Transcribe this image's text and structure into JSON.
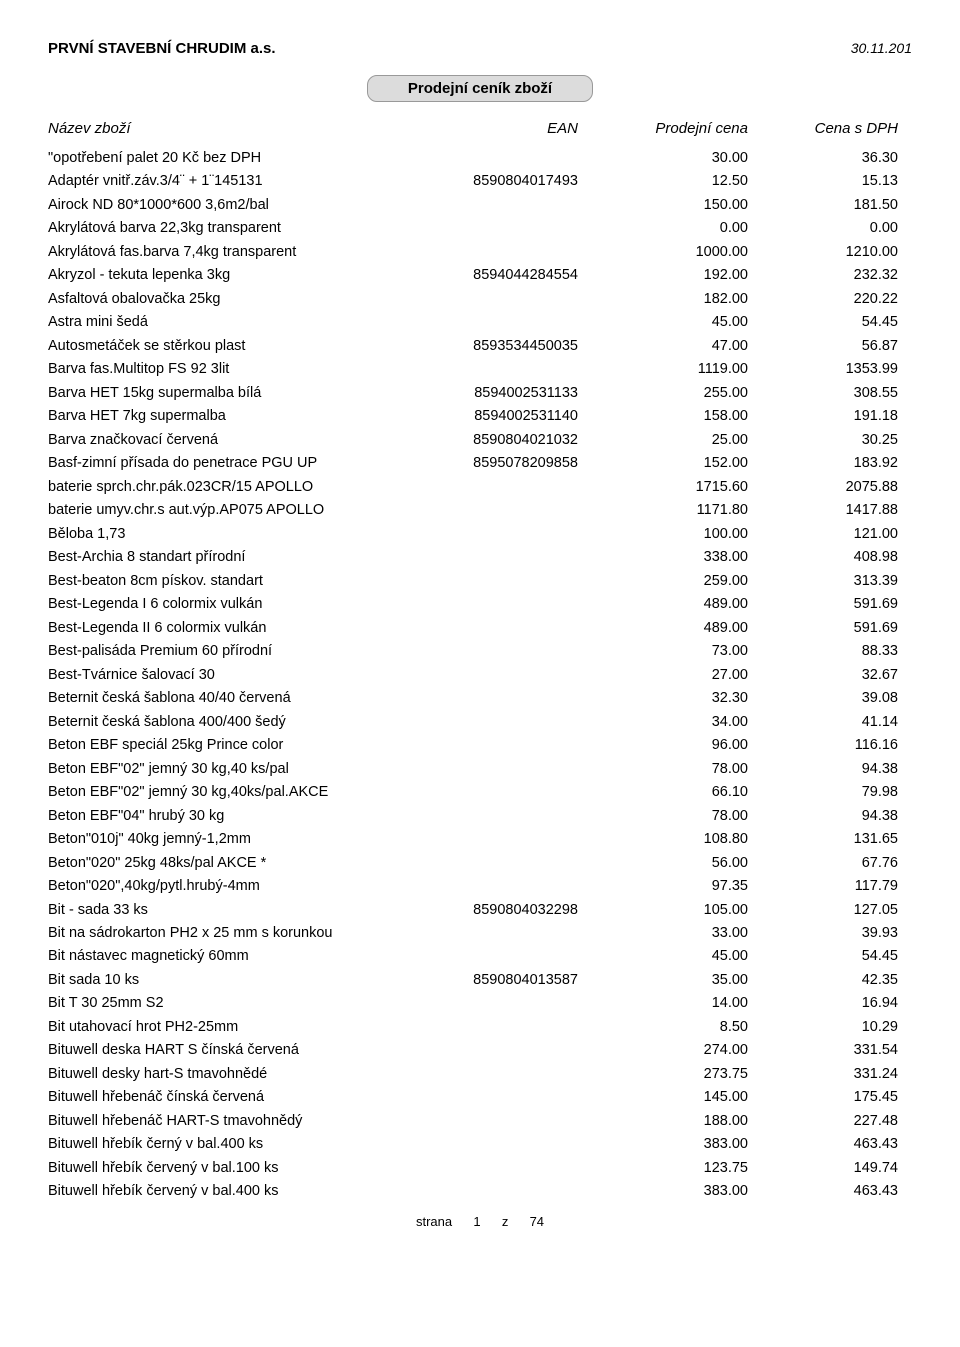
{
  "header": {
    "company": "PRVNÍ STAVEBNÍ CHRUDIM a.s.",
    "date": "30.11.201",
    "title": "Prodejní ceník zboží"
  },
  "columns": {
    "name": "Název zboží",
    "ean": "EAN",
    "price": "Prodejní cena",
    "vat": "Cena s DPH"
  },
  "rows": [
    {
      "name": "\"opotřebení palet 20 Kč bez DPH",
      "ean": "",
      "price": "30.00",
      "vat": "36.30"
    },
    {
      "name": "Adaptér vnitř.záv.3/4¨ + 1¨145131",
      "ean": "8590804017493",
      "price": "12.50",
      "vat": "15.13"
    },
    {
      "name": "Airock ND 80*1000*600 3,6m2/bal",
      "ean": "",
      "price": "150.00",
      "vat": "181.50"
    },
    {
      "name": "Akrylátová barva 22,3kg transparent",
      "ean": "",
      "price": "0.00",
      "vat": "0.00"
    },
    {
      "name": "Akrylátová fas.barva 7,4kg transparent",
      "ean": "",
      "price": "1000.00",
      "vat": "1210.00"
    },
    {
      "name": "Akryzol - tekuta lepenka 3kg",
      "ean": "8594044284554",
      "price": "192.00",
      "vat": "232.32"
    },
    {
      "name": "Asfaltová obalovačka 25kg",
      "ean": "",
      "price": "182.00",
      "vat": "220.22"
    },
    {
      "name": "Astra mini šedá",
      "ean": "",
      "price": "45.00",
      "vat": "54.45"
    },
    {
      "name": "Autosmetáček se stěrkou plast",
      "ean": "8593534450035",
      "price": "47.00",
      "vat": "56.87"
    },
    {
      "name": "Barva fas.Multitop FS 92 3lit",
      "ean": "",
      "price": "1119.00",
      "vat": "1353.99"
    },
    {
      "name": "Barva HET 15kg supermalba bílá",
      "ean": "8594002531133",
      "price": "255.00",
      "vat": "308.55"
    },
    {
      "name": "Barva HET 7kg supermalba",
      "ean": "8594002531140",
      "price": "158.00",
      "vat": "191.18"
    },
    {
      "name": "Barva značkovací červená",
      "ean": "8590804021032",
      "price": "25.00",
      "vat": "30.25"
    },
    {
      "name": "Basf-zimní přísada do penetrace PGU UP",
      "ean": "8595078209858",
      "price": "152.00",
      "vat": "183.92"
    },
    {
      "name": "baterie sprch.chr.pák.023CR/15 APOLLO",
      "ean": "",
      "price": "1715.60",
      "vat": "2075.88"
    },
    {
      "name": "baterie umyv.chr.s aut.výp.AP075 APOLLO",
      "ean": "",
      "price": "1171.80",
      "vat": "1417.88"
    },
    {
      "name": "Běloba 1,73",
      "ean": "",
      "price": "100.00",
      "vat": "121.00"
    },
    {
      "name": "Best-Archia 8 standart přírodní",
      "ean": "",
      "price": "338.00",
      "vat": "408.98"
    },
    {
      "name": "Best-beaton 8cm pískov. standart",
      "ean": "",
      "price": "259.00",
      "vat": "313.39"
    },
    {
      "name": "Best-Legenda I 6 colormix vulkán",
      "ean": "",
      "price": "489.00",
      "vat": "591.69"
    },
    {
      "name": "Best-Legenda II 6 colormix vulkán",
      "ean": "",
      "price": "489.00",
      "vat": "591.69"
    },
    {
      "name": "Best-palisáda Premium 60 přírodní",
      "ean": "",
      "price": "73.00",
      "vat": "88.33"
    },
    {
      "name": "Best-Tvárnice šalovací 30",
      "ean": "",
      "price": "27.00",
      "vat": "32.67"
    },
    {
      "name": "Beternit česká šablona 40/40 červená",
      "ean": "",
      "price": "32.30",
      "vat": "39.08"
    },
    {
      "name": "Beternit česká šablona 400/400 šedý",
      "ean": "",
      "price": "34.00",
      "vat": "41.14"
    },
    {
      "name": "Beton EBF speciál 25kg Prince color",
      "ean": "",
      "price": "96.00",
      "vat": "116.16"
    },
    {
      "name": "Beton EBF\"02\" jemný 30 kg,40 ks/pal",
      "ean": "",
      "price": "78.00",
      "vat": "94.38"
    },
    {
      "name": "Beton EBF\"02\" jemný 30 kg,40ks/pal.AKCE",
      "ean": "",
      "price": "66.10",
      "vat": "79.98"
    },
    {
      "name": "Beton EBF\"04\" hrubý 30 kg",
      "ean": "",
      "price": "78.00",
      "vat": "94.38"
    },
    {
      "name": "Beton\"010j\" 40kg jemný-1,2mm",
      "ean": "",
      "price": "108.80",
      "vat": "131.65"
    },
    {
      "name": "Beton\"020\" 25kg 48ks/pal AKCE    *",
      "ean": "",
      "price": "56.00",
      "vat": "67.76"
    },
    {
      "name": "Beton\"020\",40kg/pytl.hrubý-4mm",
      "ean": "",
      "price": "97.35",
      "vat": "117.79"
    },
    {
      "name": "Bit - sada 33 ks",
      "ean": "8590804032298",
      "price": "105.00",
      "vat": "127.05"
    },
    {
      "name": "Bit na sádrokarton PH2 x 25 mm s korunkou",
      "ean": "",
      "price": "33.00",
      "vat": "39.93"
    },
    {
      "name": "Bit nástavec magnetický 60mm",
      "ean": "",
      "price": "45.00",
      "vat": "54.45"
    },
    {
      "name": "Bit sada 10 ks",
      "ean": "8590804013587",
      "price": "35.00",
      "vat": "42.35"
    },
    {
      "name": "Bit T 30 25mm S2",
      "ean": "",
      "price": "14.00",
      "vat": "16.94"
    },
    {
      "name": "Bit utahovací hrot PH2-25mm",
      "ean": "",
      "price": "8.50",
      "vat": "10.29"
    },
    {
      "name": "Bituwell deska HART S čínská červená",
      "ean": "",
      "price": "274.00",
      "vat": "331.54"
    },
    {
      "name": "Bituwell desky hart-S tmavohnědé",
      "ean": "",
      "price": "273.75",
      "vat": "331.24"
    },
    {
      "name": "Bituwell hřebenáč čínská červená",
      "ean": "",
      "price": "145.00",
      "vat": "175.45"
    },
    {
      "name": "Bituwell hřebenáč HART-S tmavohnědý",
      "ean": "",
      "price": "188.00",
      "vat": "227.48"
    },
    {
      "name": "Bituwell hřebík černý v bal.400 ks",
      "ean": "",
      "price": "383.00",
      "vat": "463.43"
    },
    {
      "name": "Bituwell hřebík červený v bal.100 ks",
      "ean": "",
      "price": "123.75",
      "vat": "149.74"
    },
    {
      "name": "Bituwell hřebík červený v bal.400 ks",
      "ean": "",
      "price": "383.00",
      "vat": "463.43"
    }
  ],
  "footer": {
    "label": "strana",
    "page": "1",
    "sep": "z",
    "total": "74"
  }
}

==================================================

[Exercise aim]: Pick out each line that holds the string "transparent".

[Complete response]:
      "name": "Akrylátová barva 22,3kg transparent",
      "name": "Akrylátová fas.barva 7,4kg transparent",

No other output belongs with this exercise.